** Begin PROVIDED ENTRIES **

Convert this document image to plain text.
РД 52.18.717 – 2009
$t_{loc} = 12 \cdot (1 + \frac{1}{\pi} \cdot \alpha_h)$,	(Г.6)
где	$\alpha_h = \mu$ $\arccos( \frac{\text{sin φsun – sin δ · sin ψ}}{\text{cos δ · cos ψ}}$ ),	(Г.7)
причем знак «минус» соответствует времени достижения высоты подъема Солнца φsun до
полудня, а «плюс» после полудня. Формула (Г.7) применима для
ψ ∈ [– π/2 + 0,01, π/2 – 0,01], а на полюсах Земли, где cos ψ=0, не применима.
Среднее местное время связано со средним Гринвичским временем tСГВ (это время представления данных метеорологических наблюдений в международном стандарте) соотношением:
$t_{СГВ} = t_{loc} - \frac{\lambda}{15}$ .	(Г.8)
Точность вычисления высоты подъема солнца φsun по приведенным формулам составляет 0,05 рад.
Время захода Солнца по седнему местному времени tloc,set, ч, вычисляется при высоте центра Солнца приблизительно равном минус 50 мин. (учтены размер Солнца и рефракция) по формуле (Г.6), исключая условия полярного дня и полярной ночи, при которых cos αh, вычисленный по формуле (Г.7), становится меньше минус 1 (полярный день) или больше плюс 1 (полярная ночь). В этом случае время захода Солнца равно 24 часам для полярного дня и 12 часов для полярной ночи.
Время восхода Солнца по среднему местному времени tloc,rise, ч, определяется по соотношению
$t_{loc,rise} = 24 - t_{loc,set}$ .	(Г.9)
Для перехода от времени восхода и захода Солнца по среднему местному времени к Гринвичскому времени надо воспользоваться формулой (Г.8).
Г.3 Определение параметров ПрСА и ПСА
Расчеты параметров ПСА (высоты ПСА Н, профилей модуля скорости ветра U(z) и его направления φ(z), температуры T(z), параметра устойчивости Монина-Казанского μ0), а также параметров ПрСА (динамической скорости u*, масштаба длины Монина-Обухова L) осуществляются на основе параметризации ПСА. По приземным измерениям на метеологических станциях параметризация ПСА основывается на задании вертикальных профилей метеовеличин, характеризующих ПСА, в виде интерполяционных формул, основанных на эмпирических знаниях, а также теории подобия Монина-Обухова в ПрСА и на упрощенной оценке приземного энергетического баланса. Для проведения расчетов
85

** End PROVIDED ENTRIES **

● WRITTEN INSTRUCTION
Search the records above for "времени". Copy each line where it is found.

● WRITTEN RESPONSE
причем знак «минус» соответствует времени достижения высоты подъема Солнца φsun до
Время захода Солнца по седнему местному времени tloc,set, ч, вычисляется при высоте центра Солнца приблизительно равном минус 50 мин. (учтены размер Солнца и рефракция) по формуле (Г.6), исключая условия полярного дня и полярной ночи, при которых cos αh, вычисленный по формуле (Г.7), становится меньше минус 1 (полярный день) или больше плюс 1 (полярная ночь). В этом случае время захода Солнца равно 24 часам для полярного дня и 12 часов для полярной ночи.
Время восхода Солнца по среднему местному времени tloc,rise, ч, определяется по соотношению
Для перехода от времени восхода и захода Солнца по среднему местному времени к Гринвичскому времени надо воспользоваться формулой (Г.8).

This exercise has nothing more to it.